# [Written exercise]
Quote every line below exactly as it reads.
-- Start of Supplied records --
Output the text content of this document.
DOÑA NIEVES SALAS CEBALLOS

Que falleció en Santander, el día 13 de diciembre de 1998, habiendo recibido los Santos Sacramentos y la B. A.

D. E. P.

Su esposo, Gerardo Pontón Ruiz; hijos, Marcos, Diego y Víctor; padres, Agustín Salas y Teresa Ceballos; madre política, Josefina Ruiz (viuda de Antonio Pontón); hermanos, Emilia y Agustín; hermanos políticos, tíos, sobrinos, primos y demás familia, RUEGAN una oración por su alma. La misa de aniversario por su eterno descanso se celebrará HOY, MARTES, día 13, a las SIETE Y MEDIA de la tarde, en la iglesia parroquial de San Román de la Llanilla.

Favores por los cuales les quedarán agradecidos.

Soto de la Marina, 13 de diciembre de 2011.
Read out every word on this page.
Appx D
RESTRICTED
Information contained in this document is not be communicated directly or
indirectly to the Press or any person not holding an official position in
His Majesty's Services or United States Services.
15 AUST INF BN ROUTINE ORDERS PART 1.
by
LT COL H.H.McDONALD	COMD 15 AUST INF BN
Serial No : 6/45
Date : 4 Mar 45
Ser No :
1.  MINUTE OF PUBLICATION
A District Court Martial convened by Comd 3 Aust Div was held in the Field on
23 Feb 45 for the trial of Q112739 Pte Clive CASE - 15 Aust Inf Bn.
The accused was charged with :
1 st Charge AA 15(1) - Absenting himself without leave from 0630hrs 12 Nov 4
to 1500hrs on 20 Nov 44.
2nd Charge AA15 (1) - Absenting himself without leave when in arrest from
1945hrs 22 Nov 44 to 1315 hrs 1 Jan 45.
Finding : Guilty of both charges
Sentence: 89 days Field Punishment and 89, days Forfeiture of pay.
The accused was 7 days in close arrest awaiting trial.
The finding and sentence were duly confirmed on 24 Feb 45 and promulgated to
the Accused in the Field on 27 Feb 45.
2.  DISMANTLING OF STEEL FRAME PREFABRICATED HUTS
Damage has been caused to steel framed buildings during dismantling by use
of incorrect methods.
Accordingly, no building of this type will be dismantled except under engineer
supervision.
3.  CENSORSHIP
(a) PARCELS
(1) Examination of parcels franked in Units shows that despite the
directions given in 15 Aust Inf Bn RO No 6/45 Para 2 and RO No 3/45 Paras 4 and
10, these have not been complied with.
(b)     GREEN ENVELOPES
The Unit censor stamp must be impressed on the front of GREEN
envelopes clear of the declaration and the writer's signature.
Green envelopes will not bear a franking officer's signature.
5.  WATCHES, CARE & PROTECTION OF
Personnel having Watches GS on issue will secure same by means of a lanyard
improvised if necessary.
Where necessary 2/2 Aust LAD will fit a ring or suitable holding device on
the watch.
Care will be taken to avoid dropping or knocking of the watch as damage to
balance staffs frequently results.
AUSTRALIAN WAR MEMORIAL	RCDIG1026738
-- End of Supplied records --
# [Reply]
Output the text content of this document.
DOÑA NIEVES SALAS CEBALLOS

Que falleció en Santander, el día 13 de diciembre de 1998, habiendo recibido los Santos Sacramentos y la B. A.

D. E. P.

Su esposo, Gerardo Pontón Ruiz; hijos, Marcos, Diego y Víctor; padres, Agustín Salas y Teresa Ceballos; madre política, Josefina Ruiz (viuda de Antonio Pontón); hermanos, Emilia y Agustín; hermanos políticos, tíos, sobrinos, primos y demás familia, RUEGAN una oración por su alma. La misa de aniversario por su eterno descanso se celebrará HOY, MARTES, día 13, a las SIETE Y MEDIA de la tarde, en la iglesia parroquial de San Román de la Llanilla.

Favores por los cuales les quedarán agradecidos.

Soto de la Marina, 13 de diciembre de 2011.
Read out every word on this page.
Appx D
RESTRICTED
Information contained in this document is not be communicated directly or
indirectly to the Press or any person not holding an official position in
His Majesty's Services or United States Services.
15 AUST INF BN ROUTINE ORDERS PART 1.
by
LT COL H.H.McDONALD	COMD 15 AUST INF BN
Serial No : 6/45
Date : 4 Mar 45
Ser No :
1.  MINUTE OF PUBLICATION
A District Court Martial convened by Comd 3 Aust Div was held in the Field on
23 Feb 45 for the trial of Q112739 Pte Clive CASE - 15 Aust Inf Bn.
The accused was charged with :
1 st Charge AA 15(1) - Absenting himself without leave from 0630hrs 12 Nov 4
to 1500hrs on 20 Nov 44.
2nd Charge AA15 (1) - Absenting himself without leave when in arrest from
1945hrs 22 Nov 44 to 1315 hrs 1 Jan 45.
Finding : Guilty of both charges
Sentence: 89 days Field Punishment and 89, days Forfeiture of pay.
The accused was 7 days in close arrest awaiting trial.
The finding and sentence were duly confirmed on 24 Feb 45 and promulgated to
the Accused in the Field on 27 Feb 45.
2.  DISMANTLING OF STEEL FRAME PREFABRICATED HUTS
Damage has been caused to steel framed buildings during dismantling by use
of incorrect methods.
Accordingly, no building of this type will be dismantled except under engineer
supervision.
3.  CENSORSHIP
(a) PARCELS
(1) Examination of parcels franked in Units shows that despite the
directions given in 15 Aust Inf Bn RO No 6/45 Para 2 and RO No 3/45 Paras 4 and
10, these have not been complied with.
(b)     GREEN ENVELOPES
The Unit censor stamp must be impressed on the front of GREEN
envelopes clear of the declaration and the writer's signature.
Green envelopes will not bear a franking officer's signature.
5.  WATCHES, CARE & PROTECTION OF
Personnel having Watches GS on issue will secure same by means of a lanyard
improvised if necessary.
Where necessary 2/2 Aust LAD will fit a ring or suitable holding device on
the watch.
Care will be taken to avoid dropping or knocking of the watch as damage to
balance staffs frequently results.
AUSTRALIAN WAR MEMORIAL	RCDIG1026738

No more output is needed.